** Begin Listed records **

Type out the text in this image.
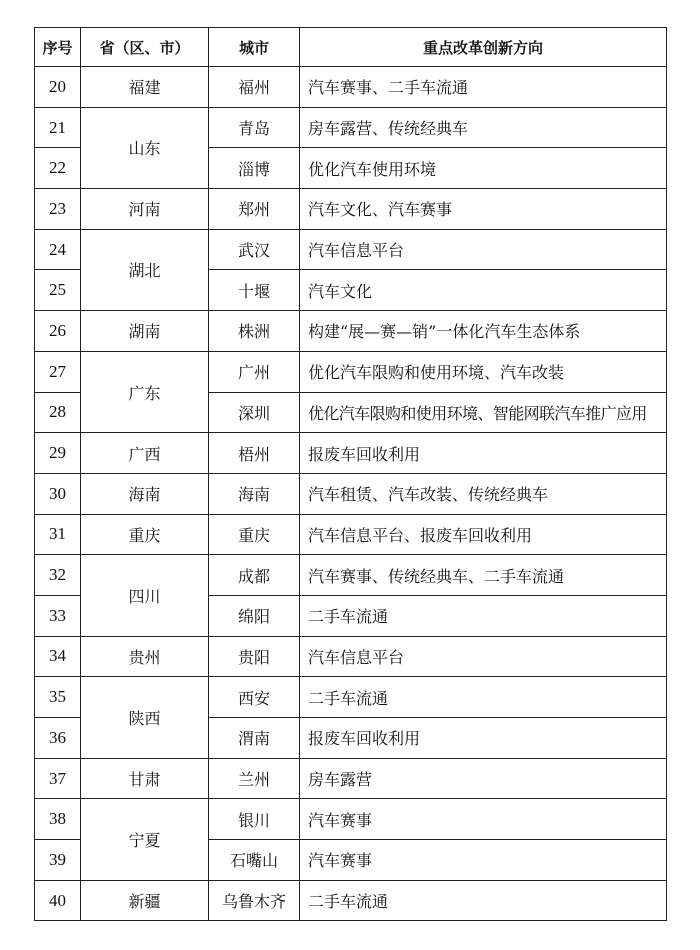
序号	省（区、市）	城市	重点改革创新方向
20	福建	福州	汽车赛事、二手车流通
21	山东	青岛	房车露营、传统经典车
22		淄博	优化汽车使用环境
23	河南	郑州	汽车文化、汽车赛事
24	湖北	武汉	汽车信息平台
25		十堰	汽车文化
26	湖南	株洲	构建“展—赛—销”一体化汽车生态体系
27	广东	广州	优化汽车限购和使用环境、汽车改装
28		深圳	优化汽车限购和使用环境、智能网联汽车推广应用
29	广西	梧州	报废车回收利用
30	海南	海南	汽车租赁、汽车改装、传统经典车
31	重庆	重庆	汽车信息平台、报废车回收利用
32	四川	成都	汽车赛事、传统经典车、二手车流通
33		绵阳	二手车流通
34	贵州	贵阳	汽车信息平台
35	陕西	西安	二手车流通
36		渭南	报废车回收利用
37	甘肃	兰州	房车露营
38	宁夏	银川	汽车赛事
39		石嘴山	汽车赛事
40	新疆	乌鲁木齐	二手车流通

** End Listed records **

Leave out every picture and copy the rest of the records exactly.

# Answer to the problem
Type out the text in this image.
序号	省（区、市）	城市	重点改革创新方向
20	福建	福州	汽车赛事、二手车流通
21	山东	青岛	房车露营、传统经典车
22		淄博	优化汽车使用环境
23	河南	郑州	汽车文化、汽车赛事
24	湖北	武汉	汽车信息平台
25		十堰	汽车文化
26	湖南	株洲	构建“展—赛—销”一体化汽车生态体系
27	广东	广州	优化汽车限购和使用环境、汽车改装
28		深圳	优化汽车限购和使用环境、智能网联汽车推广应用
29	广西	梧州	报废车回收利用
30	海南	海南	汽车租赁、汽车改装、传统经典车
31	重庆	重庆	汽车信息平台、报废车回收利用
32	四川	成都	汽车赛事、传统经典车、二手车流通
33		绵阳	二手车流通
34	贵州	贵阳	汽车信息平台
35	陕西	西安	二手车流通
36		渭南	报废车回收利用
37	甘肃	兰州	房车露营
38	宁夏	银川	汽车赛事
39		石嘴山	汽车赛事
40	新疆	乌鲁木齐	二手车流通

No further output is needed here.